__REQUEST__:
Scan the entries below. List each line with "Agente".

Dataset items:
──────
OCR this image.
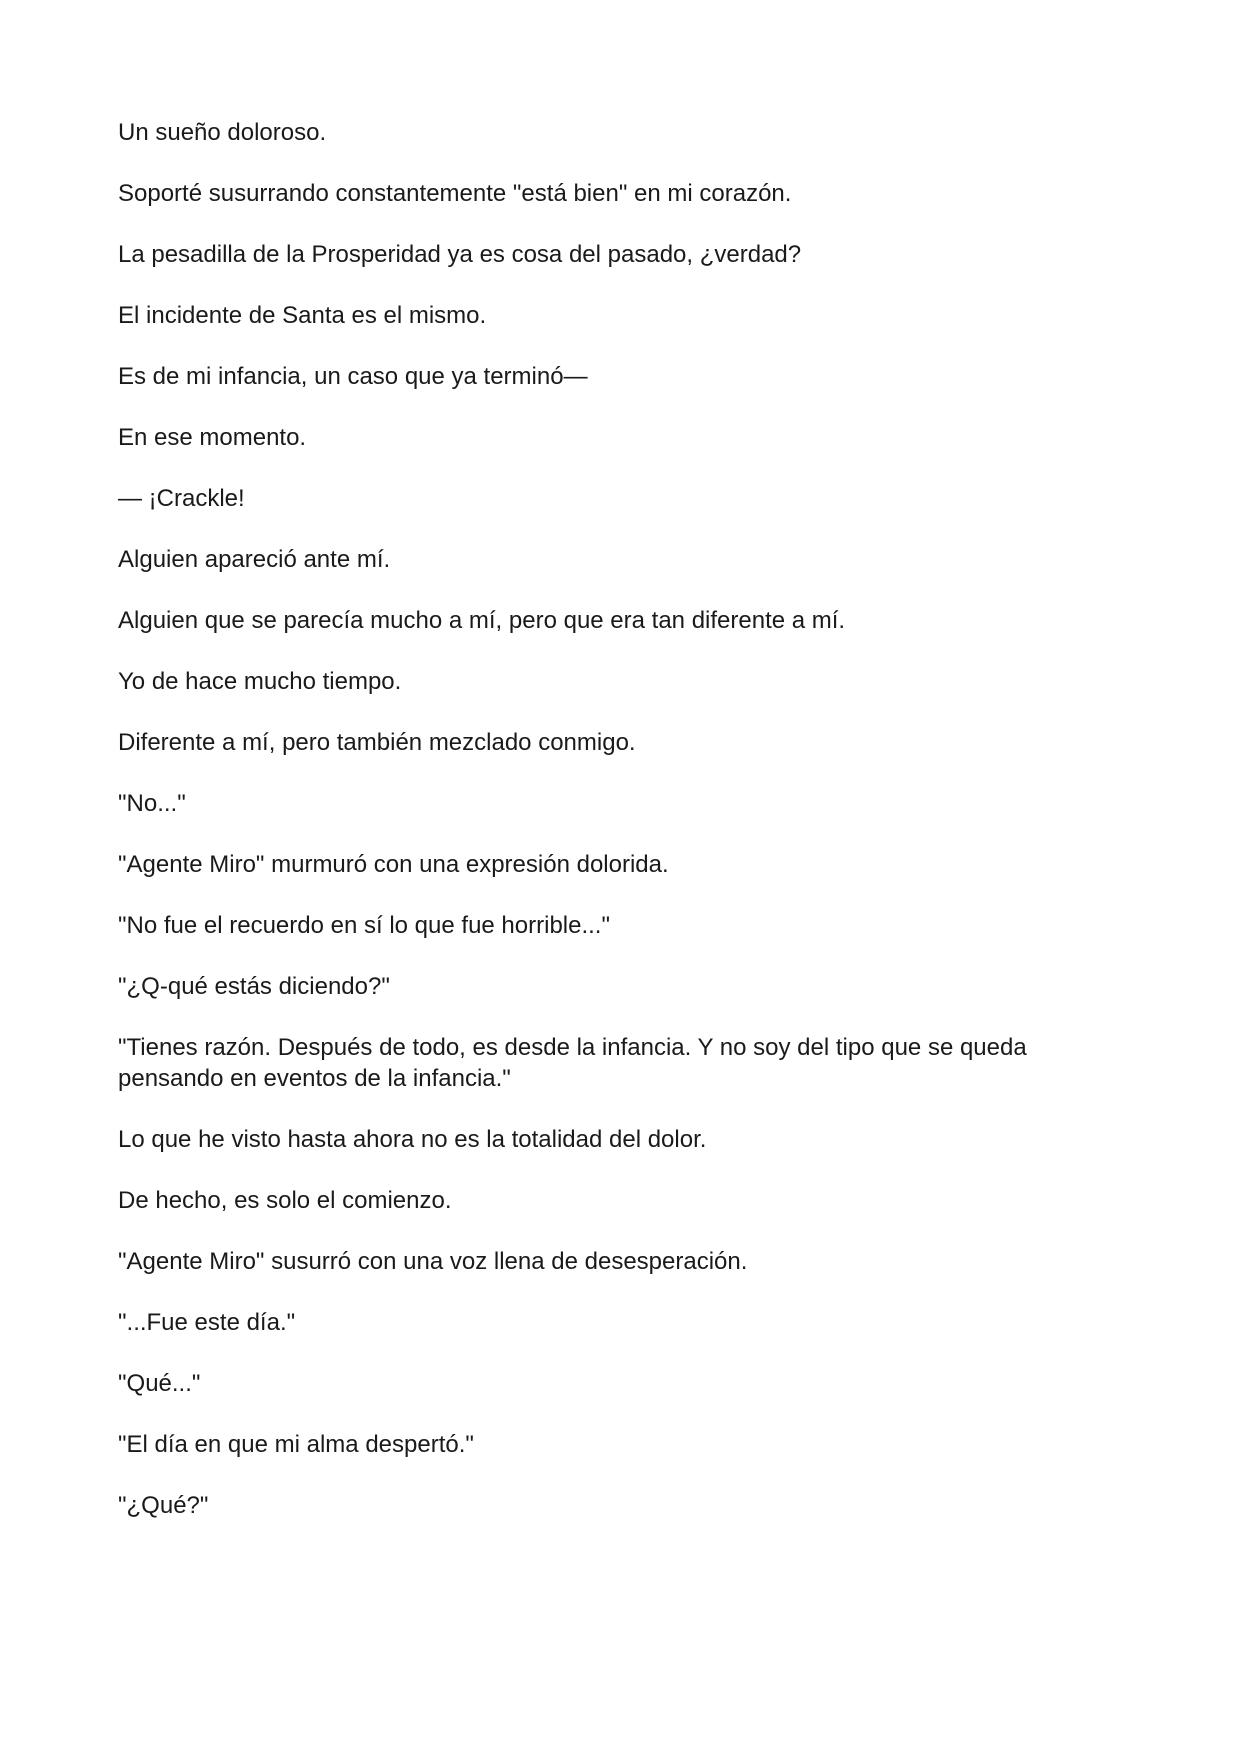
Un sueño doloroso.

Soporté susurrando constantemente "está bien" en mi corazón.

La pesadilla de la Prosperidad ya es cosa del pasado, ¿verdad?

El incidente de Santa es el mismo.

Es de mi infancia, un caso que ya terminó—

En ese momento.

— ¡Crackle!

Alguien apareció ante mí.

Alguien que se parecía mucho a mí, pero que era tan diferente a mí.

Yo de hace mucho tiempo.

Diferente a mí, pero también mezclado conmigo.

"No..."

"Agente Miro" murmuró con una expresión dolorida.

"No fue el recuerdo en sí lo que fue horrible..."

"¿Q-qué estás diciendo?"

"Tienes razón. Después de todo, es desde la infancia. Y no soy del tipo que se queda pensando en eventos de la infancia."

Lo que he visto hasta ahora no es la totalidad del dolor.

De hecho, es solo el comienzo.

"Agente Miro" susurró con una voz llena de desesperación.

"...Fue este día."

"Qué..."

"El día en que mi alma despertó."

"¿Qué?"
──────
__TASK OUTPUT__:
"Agente Miro" murmuró con una expresión dolorida.
"Agente Miro" susurró con una voz llena de desesperación.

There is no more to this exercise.